Short problem
In the records below, find each line with the word "back" and copy it.

Source data
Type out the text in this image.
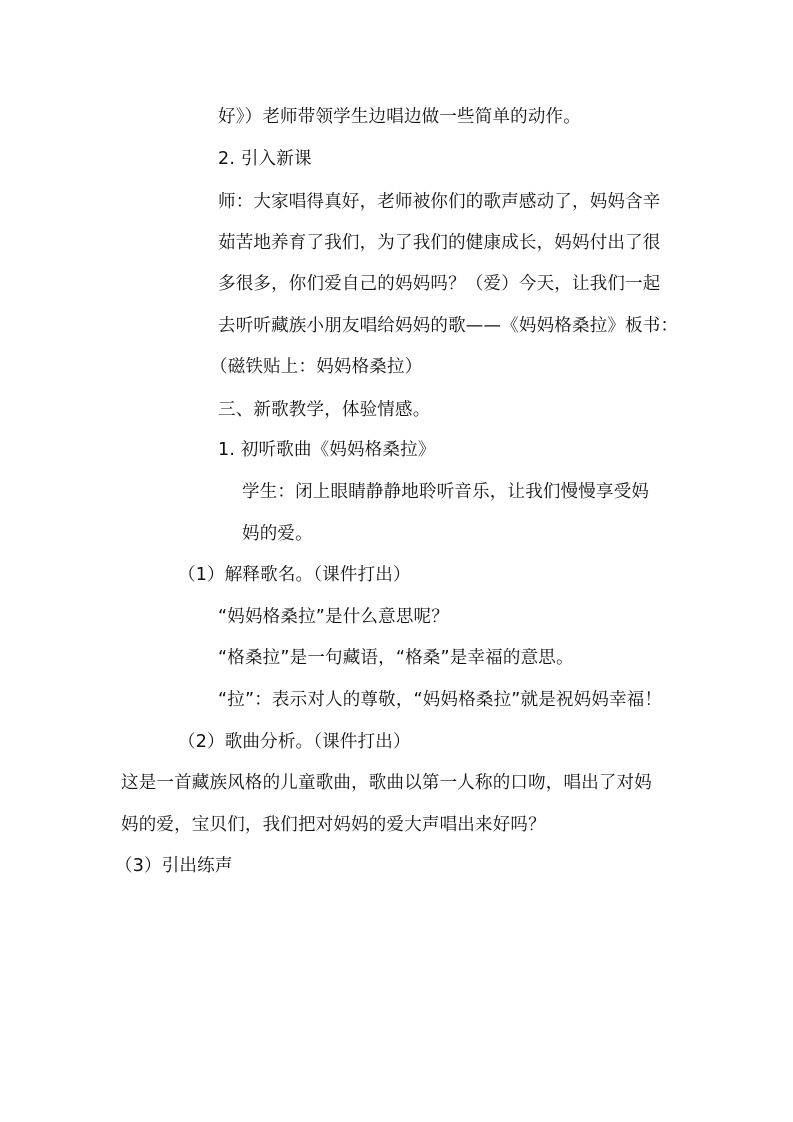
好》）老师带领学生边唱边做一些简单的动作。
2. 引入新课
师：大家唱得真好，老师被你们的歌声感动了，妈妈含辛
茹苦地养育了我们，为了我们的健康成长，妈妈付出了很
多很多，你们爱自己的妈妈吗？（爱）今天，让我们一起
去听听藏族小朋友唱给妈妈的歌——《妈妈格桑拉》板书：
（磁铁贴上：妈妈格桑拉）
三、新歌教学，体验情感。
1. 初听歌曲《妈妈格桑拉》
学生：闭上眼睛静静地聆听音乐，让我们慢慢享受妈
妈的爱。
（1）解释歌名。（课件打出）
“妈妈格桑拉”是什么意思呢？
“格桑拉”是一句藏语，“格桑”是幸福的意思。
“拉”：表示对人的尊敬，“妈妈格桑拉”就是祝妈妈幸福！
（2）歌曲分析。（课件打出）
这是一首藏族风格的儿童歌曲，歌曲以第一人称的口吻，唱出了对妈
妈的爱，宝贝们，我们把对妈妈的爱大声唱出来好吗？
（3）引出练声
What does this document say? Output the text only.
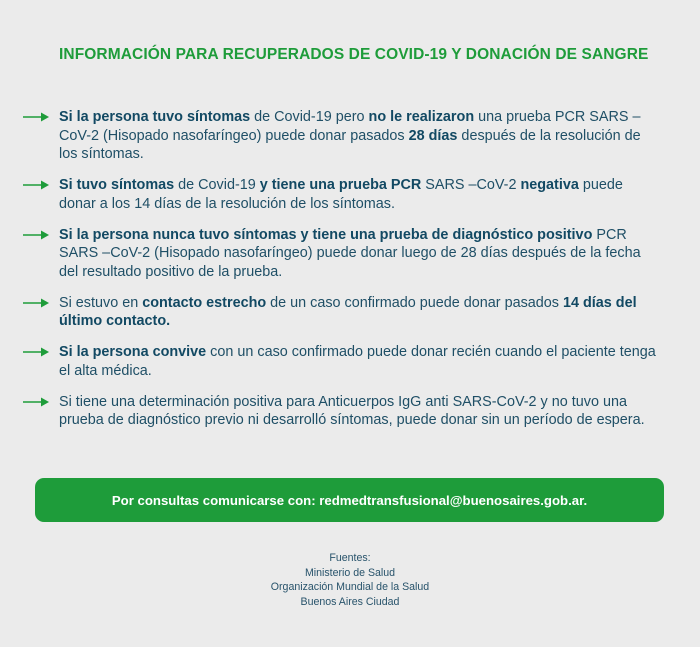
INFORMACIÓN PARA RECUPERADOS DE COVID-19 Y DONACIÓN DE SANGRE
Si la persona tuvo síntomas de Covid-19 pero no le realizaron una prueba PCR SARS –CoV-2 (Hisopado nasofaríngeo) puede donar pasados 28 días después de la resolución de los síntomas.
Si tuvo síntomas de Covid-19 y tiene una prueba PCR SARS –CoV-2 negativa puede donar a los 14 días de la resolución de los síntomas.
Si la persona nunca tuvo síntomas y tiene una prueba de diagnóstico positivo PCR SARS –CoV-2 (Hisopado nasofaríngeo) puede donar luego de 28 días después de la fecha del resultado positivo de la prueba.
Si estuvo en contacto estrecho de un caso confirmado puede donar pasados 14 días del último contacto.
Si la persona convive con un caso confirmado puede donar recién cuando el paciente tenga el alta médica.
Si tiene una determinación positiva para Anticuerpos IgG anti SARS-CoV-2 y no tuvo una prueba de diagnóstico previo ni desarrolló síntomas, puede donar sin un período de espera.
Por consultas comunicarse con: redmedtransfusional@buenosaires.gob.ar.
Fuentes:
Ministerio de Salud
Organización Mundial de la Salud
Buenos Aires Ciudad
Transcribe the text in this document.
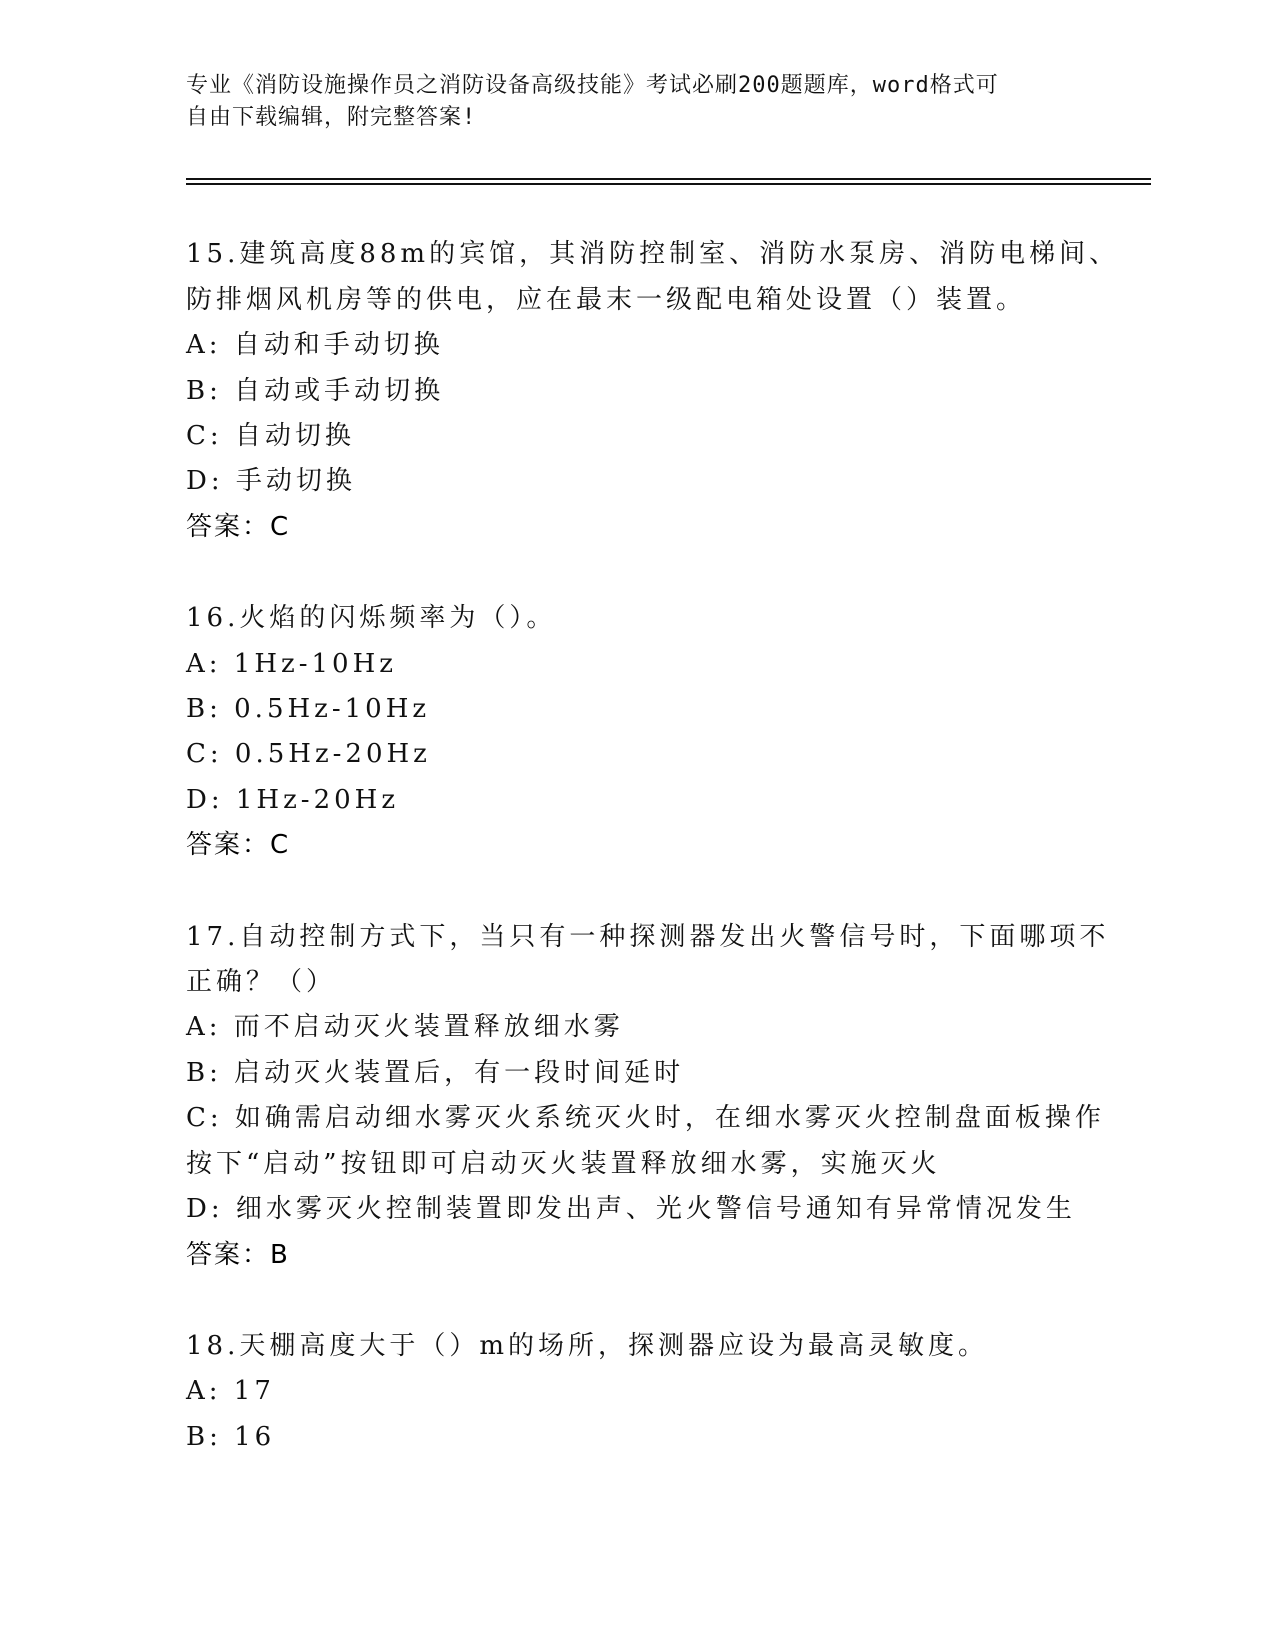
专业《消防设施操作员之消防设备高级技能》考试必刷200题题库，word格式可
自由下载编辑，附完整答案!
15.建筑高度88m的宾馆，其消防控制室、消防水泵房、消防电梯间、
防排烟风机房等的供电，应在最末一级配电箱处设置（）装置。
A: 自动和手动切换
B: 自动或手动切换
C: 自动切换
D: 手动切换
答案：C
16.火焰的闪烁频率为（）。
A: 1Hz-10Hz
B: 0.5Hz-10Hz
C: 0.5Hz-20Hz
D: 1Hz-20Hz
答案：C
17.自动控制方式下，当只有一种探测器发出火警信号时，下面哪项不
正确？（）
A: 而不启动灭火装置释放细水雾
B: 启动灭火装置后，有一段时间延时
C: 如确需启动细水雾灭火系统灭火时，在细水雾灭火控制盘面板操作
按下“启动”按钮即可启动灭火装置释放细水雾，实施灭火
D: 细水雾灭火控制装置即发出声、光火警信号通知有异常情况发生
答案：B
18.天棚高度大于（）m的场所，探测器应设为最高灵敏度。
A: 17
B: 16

* * *

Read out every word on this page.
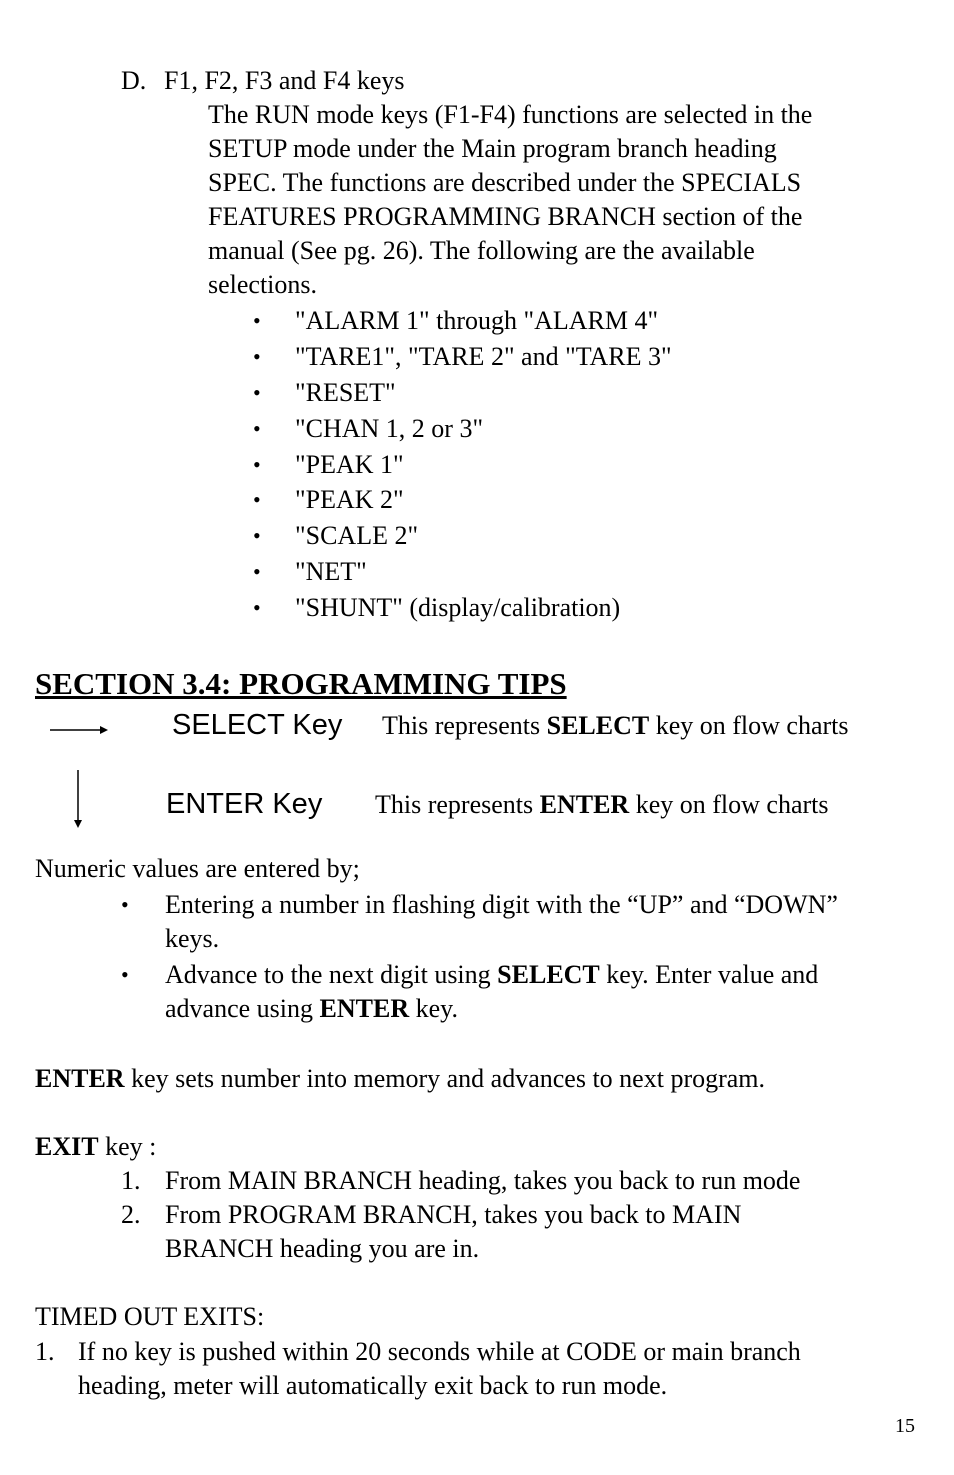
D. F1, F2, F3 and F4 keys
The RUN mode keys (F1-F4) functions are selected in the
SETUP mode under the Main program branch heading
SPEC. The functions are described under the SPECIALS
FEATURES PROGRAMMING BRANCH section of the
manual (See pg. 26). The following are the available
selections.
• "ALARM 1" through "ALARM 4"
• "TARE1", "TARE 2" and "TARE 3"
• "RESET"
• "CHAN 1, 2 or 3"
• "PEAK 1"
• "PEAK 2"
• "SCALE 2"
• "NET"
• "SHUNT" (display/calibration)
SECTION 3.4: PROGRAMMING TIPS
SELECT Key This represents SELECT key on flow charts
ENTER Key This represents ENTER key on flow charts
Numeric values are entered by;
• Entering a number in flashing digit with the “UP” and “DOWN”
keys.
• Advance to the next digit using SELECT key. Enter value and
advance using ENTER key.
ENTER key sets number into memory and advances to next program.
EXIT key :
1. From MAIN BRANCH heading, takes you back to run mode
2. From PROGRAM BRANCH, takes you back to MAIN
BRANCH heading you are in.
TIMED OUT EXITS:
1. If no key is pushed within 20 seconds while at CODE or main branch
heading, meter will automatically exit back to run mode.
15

Written reply
1. From MAIN BRANCH heading, takes you back to run mode
2. From PROGRAM BRANCH, takes you back to MAIN
heading, meter will automatically exit back to run mode.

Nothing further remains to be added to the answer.